MATERIAL:
^^^^^^^^^^^^^^^^
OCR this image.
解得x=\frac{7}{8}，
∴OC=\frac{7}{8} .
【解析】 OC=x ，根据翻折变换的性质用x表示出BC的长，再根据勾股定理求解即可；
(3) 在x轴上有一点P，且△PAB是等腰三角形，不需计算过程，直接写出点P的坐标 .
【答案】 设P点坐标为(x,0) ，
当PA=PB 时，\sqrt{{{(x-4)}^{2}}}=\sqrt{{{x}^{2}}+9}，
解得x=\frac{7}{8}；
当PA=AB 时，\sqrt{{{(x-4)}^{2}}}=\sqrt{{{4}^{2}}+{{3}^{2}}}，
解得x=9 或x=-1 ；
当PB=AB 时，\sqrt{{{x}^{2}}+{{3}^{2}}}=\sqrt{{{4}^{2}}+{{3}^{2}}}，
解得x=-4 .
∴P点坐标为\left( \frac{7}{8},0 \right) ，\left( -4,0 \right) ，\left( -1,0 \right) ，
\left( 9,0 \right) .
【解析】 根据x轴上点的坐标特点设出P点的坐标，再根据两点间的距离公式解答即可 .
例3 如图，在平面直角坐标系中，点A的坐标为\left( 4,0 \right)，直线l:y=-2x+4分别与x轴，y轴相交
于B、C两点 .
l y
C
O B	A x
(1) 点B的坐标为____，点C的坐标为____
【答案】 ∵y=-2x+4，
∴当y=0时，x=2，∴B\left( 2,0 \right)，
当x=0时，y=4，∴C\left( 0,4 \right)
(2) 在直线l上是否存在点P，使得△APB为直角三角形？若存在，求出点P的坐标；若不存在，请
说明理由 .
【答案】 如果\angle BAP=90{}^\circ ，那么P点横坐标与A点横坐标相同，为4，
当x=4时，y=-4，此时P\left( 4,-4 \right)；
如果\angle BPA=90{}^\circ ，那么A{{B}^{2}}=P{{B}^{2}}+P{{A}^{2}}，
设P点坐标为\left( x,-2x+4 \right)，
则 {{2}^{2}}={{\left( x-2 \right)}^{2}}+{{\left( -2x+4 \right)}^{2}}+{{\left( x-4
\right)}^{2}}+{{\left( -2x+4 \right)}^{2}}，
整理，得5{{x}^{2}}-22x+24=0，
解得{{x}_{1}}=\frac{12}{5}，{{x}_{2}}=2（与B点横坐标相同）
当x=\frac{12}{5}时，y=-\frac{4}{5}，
^^^^^^^^^^^^^^^^
THE REQUEST: Set down all of the records shown above once more, exactly.

WRITTEN RESPONSE:
OCR this image.
解得x=\frac{7}{8}，
∴OC=\frac{7}{8} .
【解析】 OC=x ，根据翻折变换的性质用x表示出BC的长，再根据勾股定理求解即可；
(3) 在x轴上有一点P，且△PAB是等腰三角形，不需计算过程，直接写出点P的坐标 .
【答案】 设P点坐标为(x,0) ，
当PA=PB 时，\sqrt{{{(x-4)}^{2}}}=\sqrt{{{x}^{2}}+9}，
解得x=\frac{7}{8}；
当PA=AB 时，\sqrt{{{(x-4)}^{2}}}=\sqrt{{{4}^{2}}+{{3}^{2}}}，
解得x=9 或x=-1 ；
当PB=AB 时，\sqrt{{{x}^{2}}+{{3}^{2}}}=\sqrt{{{4}^{2}}+{{3}^{2}}}，
解得x=-4 .
∴P点坐标为\left( \frac{7}{8},0 \right) ，\left( -4,0 \right) ，\left( -1,0 \right) ，
\left( 9,0 \right) .
【解析】 根据x轴上点的坐标特点设出P点的坐标，再根据两点间的距离公式解答即可 .
例3 如图，在平面直角坐标系中，点A的坐标为\left( 4,0 \right)，直线l:y=-2x+4分别与x轴，y轴相交
于B、C两点 .
l y
C
O B	A x
(1) 点B的坐标为____，点C的坐标为____
【答案】 ∵y=-2x+4，
∴当y=0时，x=2，∴B\left( 2,0 \right)，
当x=0时，y=4，∴C\left( 0,4 \right)
(2) 在直线l上是否存在点P，使得△APB为直角三角形？若存在，求出点P的坐标；若不存在，请
说明理由 .
【答案】 如果\angle BAP=90{}^\circ ，那么P点横坐标与A点横坐标相同，为4，
当x=4时，y=-4，此时P\left( 4,-4 \right)；
如果\angle BPA=90{}^\circ ，那么A{{B}^{2}}=P{{B}^{2}}+P{{A}^{2}}，
设P点坐标为\left( x,-2x+4 \right)，
则 {{2}^{2}}={{\left( x-2 \right)}^{2}}+{{\left( -2x+4 \right)}^{2}}+{{\left( x-4
\right)}^{2}}+{{\left( -2x+4 \right)}^{2}}，
整理，得5{{x}^{2}}-22x+24=0，
解得{{x}_{1}}=\frac{12}{5}，{{x}_{2}}=2（与B点横坐标相同）
当x=\frac{12}{5}时，y=-\frac{4}{5}，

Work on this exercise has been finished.